===== PROVIDED INFORMATION

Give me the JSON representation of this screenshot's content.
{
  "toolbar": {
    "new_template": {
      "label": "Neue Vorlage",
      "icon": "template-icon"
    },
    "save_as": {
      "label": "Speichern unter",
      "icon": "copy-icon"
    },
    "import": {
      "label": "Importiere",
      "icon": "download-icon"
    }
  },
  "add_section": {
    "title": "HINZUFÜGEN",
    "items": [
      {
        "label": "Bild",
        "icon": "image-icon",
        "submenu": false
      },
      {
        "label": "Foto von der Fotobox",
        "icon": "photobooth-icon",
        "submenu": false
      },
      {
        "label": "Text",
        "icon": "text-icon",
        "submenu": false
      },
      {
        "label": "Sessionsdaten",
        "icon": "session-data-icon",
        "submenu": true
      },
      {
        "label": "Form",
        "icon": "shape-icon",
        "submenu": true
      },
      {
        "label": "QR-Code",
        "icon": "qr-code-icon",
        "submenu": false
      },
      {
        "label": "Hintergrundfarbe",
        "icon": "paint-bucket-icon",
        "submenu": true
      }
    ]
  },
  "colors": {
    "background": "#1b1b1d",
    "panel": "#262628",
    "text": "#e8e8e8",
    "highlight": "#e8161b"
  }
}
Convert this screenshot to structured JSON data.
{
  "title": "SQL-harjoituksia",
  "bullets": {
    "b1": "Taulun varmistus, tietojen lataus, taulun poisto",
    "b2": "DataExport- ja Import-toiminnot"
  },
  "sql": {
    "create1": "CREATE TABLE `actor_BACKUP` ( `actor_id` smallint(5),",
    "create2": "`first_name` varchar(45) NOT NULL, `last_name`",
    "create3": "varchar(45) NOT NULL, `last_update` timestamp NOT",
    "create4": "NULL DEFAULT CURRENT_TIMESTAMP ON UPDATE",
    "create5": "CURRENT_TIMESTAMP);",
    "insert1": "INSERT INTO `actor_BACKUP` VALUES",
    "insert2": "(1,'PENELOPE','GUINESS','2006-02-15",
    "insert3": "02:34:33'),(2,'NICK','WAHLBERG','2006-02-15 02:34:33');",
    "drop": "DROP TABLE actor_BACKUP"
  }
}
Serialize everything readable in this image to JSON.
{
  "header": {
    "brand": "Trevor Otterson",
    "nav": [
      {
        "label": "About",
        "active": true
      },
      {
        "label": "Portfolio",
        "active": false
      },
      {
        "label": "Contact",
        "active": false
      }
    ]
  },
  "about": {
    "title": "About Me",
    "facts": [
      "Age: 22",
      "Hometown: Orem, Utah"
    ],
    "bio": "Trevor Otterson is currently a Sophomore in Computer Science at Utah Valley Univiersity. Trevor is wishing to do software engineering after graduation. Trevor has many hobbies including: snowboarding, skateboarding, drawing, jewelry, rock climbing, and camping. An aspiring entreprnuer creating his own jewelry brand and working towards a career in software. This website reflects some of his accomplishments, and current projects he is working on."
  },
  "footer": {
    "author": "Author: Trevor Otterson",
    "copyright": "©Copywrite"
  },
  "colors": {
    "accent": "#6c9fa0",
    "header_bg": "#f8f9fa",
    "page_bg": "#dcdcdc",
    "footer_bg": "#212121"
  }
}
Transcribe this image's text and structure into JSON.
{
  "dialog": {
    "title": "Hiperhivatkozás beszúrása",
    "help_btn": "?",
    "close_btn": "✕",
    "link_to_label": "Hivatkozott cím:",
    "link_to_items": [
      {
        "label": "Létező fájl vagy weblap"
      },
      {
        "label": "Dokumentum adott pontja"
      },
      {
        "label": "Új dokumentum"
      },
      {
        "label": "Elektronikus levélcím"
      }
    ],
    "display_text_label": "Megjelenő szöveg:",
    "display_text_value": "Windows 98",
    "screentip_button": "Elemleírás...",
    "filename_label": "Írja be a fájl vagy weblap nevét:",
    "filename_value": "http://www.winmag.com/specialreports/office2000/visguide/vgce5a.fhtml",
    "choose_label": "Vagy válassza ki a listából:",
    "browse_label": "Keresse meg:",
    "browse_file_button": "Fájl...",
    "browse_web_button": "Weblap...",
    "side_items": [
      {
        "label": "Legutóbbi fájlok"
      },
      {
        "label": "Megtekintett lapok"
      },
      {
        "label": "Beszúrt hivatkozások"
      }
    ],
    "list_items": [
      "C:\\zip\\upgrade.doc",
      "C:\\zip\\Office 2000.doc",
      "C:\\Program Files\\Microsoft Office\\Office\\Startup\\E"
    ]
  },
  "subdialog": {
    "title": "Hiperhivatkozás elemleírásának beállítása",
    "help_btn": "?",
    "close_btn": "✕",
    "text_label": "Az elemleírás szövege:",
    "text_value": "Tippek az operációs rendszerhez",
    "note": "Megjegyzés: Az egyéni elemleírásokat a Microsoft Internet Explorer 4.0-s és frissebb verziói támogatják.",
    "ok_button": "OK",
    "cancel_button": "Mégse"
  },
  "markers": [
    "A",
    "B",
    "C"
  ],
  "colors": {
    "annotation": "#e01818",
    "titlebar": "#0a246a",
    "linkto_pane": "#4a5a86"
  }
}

==========

_EXERCISE BRIEF_. Repeat the material above in full, quoting it exactly.

_RESULT FOR THIS TASK_.
Give me the JSON representation of this screenshot's content.
{
  "toolbar": {
    "new_template": {
      "label": "Neue Vorlage",
      "icon": "template-icon"
    },
    "save_as": {
      "label": "Speichern unter",
      "icon": "copy-icon"
    },
    "import": {
      "label": "Importiere",
      "icon": "download-icon"
    }
  },
  "add_section": {
    "title": "HINZUFÜGEN",
    "items": [
      {
        "label": "Bild",
        "icon": "image-icon",
        "submenu": false
      },
      {
        "label": "Foto von der Fotobox",
        "icon": "photobooth-icon",
        "submenu": false
      },
      {
        "label": "Text",
        "icon": "text-icon",
        "submenu": false
      },
      {
        "label": "Sessionsdaten",
        "icon": "session-data-icon",
        "submenu": true
      },
      {
        "label": "Form",
        "icon": "shape-icon",
        "submenu": true
      },
      {
        "label": "QR-Code",
        "icon": "qr-code-icon",
        "submenu": false
      },
      {
        "label": "Hintergrundfarbe",
        "icon": "paint-bucket-icon",
        "submenu": true
      }
    ]
  },
  "colors": {
    "background": "#1b1b1d",
    "panel": "#262628",
    "text": "#e8e8e8",
    "highlight": "#e8161b"
  }
}
Convert this screenshot to structured JSON data.
{
  "title": "SQL-harjoituksia",
  "bullets": {
    "b1": "Taulun varmistus, tietojen lataus, taulun poisto",
    "b2": "DataExport- ja Import-toiminnot"
  },
  "sql": {
    "create1": "CREATE TABLE `actor_BACKUP` ( `actor_id` smallint(5),",
    "create2": "`first_name` varchar(45) NOT NULL, `last_name`",
    "create3": "varchar(45) NOT NULL, `last_update` timestamp NOT",
    "create4": "NULL DEFAULT CURRENT_TIMESTAMP ON UPDATE",
    "create5": "CURRENT_TIMESTAMP);",
    "insert1": "INSERT INTO `actor_BACKUP` VALUES",
    "insert2": "(1,'PENELOPE','GUINESS','2006-02-15",
    "insert3": "02:34:33'),(2,'NICK','WAHLBERG','2006-02-15 02:34:33');",
    "drop": "DROP TABLE actor_BACKUP"
  }
}
Serialize everything readable in this image to JSON.
{
  "header": {
    "brand": "Trevor Otterson",
    "nav": [
      {
        "label": "About",
        "active": true
      },
      {
        "label": "Portfolio",
        "active": false
      },
      {
        "label": "Contact",
        "active": false
      }
    ]
  },
  "about": {
    "title": "About Me",
    "facts": [
      "Age: 22",
      "Hometown: Orem, Utah"
    ],
    "bio": "Trevor Otterson is currently a Sophomore in Computer Science at Utah Valley Univiersity. Trevor is wishing to do software engineering after graduation. Trevor has many hobbies including: snowboarding, skateboarding, drawing, jewelry, rock climbing, and camping. An aspiring entreprnuer creating his own jewelry brand and working towards a career in software. This website reflects some of his accomplishments, and current projects he is working on."
  },
  "footer": {
    "author": "Author: Trevor Otterson",
    "copyright": "©Copywrite"
  },
  "colors": {
    "accent": "#6c9fa0",
    "header_bg": "#f8f9fa",
    "page_bg": "#dcdcdc",
    "footer_bg": "#212121"
  }
}
Transcribe this image's text and structure into JSON.
{
  "dialog": {
    "title": "Hiperhivatkozás beszúrása",
    "help_btn": "?",
    "close_btn": "✕",
    "link_to_label": "Hivatkozott cím:",
    "link_to_items": [
      {
        "label": "Létező fájl vagy weblap"
      },
      {
        "label": "Dokumentum adott pontja"
      },
      {
        "label": "Új dokumentum"
      },
      {
        "label": "Elektronikus levélcím"
      }
    ],
    "display_text_label": "Megjelenő szöveg:",
    "display_text_value": "Windows 98",
    "screentip_button": "Elemleírás...",
    "filename_label": "Írja be a fájl vagy weblap nevét:",
    "filename_value": "http://www.winmag.com/specialreports/office2000/visguide/vgce5a.fhtml",
    "choose_label": "Vagy válassza ki a listából:",
    "browse_label": "Keresse meg:",
    "browse_file_button": "Fájl...",
    "browse_web_button": "Weblap...",
    "side_items": [
      {
        "label": "Legutóbbi fájlok"
      },
      {
        "label": "Megtekintett lapok"
      },
      {
        "label": "Beszúrt hivatkozások"
      }
    ],
    "list_items": [
      "C:\\zip\\upgrade.doc",
      "C:\\zip\\Office 2000.doc",
      "C:\\Program Files\\Microsoft Office\\Office\\Startup\\E"
    ]
  },
  "subdialog": {
    "title": "Hiperhivatkozás elemleírásának beállítása",
    "help_btn": "?",
    "close_btn": "✕",
    "text_label": "Az elemleírás szövege:",
    "text_value": "Tippek az operációs rendszerhez",
    "note": "Megjegyzés: Az egyéni elemleírásokat a Microsoft Internet Explorer 4.0-s és frissebb verziói támogatják.",
    "ok_button": "OK",
    "cancel_button": "Mégse"
  },
  "markers": [
    "A",
    "B",
    "C"
  ],
  "colors": {
    "annotation": "#e01818",
    "titlebar": "#0a246a",
    "linkto_pane": "#4a5a86"
  }
}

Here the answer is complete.